EXERCISE — Each line that holds the word "from" should be returned.

(Data entries)
* * * * * * *

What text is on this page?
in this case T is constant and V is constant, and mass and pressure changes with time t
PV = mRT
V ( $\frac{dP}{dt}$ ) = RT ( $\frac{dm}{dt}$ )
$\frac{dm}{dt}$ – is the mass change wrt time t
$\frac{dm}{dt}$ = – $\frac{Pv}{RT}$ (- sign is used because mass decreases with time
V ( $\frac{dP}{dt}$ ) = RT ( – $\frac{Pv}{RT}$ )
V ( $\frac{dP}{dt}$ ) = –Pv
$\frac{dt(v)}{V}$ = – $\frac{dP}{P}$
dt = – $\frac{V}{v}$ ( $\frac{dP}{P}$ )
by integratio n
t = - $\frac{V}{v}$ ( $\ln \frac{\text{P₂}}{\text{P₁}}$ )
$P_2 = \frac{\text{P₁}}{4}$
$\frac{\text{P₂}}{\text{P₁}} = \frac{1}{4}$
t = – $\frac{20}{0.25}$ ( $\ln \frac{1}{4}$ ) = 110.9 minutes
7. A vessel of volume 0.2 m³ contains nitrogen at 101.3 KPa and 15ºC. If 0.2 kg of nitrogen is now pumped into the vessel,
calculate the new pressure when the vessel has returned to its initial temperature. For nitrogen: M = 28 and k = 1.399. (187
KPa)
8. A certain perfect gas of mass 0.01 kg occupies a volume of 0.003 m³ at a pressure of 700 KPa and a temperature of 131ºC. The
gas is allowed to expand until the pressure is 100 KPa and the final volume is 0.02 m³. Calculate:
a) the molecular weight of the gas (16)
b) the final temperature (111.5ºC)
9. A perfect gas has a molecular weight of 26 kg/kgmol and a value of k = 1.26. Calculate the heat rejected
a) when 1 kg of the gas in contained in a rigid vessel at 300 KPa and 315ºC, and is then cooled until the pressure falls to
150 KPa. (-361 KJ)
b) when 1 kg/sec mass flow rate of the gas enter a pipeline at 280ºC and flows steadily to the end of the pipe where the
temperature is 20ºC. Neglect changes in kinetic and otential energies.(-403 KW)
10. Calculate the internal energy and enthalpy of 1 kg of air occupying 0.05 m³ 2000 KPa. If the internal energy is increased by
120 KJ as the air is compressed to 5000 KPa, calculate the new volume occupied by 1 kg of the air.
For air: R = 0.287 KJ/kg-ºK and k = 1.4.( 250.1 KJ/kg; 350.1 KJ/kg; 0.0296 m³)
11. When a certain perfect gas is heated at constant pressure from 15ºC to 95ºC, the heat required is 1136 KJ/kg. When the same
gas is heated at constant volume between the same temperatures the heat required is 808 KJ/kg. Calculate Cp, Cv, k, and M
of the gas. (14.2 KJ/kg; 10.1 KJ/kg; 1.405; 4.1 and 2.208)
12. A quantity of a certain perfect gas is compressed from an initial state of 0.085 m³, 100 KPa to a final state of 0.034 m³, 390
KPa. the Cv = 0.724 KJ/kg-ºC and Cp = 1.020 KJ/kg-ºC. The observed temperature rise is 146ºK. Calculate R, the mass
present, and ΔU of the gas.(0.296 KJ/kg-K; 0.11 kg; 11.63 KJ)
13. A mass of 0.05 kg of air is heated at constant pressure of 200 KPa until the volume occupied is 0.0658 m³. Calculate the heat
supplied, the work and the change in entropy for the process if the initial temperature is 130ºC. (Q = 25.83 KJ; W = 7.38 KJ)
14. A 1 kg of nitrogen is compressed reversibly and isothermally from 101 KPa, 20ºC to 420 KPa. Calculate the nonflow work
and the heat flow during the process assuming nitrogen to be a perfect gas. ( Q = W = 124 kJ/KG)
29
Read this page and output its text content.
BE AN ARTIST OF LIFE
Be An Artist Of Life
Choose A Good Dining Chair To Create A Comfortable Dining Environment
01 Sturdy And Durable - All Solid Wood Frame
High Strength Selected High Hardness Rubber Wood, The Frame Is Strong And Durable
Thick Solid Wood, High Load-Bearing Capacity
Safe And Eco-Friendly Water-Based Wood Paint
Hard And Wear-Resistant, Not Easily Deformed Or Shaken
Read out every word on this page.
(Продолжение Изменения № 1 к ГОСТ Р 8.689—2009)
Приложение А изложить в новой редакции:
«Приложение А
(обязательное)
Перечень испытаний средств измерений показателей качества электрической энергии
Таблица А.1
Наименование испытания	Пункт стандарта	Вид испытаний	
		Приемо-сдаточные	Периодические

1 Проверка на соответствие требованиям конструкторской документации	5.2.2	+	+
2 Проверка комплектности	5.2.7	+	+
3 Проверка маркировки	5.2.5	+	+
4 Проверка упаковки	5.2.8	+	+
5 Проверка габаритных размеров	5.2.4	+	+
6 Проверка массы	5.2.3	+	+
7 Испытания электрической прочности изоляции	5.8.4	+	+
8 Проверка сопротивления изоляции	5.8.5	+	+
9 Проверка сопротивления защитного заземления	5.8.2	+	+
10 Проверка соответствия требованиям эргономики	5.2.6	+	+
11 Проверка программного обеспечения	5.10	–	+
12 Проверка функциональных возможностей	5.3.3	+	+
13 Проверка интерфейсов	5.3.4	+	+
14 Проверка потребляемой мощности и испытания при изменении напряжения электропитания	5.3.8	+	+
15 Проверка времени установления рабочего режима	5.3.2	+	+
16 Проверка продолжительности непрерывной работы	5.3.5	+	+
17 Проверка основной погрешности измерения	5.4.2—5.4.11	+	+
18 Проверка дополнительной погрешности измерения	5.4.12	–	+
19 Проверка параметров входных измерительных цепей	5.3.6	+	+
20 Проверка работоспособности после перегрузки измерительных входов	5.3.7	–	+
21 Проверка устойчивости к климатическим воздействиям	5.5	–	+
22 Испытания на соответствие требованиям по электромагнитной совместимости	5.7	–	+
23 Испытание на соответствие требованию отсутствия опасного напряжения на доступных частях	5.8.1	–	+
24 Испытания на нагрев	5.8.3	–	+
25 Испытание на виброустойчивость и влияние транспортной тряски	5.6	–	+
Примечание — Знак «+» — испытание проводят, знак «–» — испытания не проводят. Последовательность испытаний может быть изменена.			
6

* * * * * * *

EXERCISE RESULT —
11. When a certain perfect gas is heated at constant pressure from 15ºC to 95ºC, the heat required is 1136 KJ/kg. When the same
12. A quantity of a certain perfect gas is compressed from an initial state of 0.085 m³, 100 KPa to a final state of 0.034 m³, 390
14. A 1 kg of nitrogen is compressed reversibly and isothermally from 101 KPa, 20ºC to 420 KPa. Calculate the nonflow work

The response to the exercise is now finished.